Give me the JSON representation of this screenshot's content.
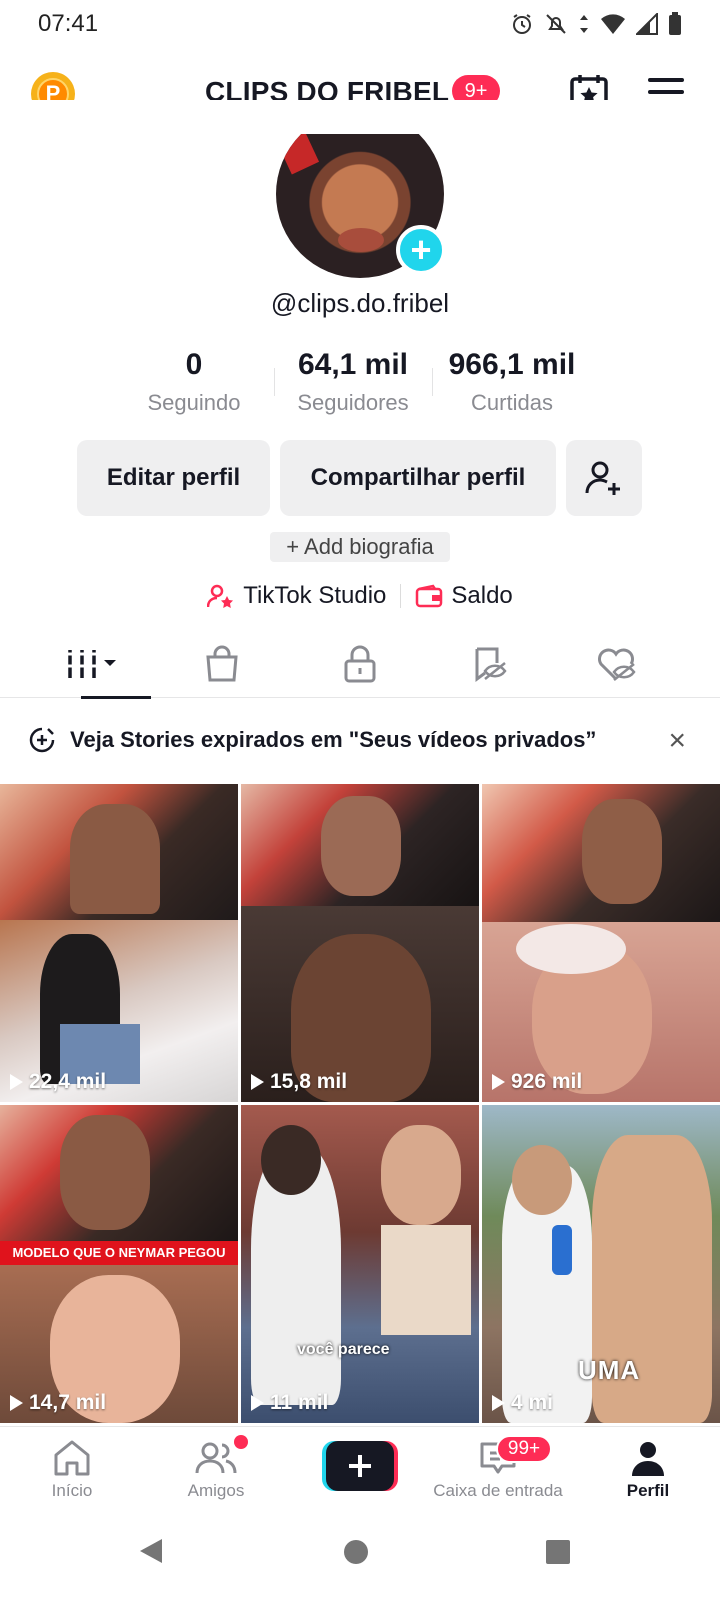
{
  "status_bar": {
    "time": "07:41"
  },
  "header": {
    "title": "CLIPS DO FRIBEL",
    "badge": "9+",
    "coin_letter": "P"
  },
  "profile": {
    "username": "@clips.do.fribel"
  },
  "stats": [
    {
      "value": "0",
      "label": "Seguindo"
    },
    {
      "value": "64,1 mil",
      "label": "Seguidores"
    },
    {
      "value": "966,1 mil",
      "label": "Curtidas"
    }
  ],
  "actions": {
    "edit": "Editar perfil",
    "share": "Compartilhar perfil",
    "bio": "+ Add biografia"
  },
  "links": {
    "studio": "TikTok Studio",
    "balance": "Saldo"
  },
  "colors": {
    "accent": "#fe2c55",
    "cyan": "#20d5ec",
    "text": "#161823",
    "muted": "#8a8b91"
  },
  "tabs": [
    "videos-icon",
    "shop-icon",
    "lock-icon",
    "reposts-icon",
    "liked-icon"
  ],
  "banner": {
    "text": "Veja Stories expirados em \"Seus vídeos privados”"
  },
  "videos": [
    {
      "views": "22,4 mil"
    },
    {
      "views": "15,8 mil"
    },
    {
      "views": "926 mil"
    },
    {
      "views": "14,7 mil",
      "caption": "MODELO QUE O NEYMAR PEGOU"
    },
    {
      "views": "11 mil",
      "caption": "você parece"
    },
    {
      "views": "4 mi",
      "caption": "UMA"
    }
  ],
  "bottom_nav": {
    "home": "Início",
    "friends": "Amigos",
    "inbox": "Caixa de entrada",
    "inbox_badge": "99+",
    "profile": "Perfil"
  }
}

...

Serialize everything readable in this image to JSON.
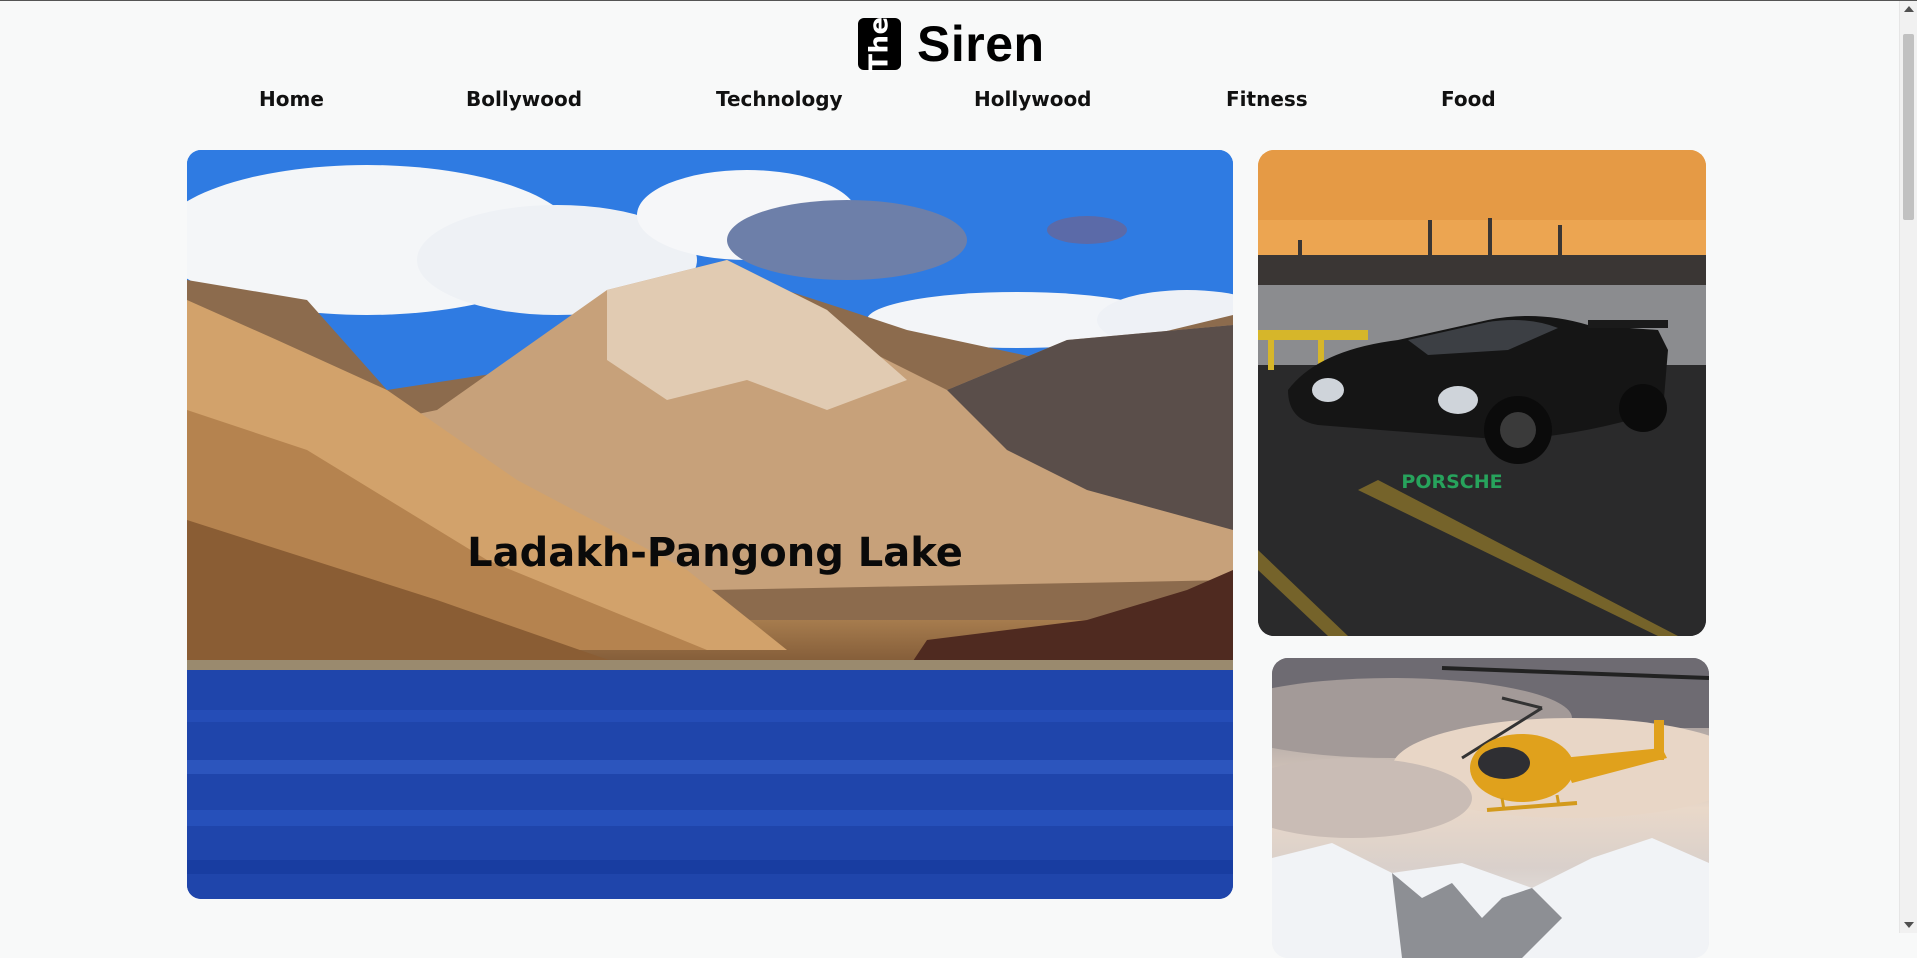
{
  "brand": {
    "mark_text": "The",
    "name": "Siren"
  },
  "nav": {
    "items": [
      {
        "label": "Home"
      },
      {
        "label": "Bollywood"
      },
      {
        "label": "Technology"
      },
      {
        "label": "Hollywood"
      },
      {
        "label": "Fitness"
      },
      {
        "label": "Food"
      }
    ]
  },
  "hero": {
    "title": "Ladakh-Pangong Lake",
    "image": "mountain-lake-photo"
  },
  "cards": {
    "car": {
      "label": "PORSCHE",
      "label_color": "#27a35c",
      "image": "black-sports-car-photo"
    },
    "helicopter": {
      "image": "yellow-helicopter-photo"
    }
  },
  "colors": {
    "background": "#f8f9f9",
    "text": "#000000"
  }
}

## Task statement:
Collect every line from the records above that contains the word "photo".

## Solution below:
    "image": "mountain-lake-photo"
      "image": "black-sports-car-photo"
      "image": "yellow-helicopter-photo"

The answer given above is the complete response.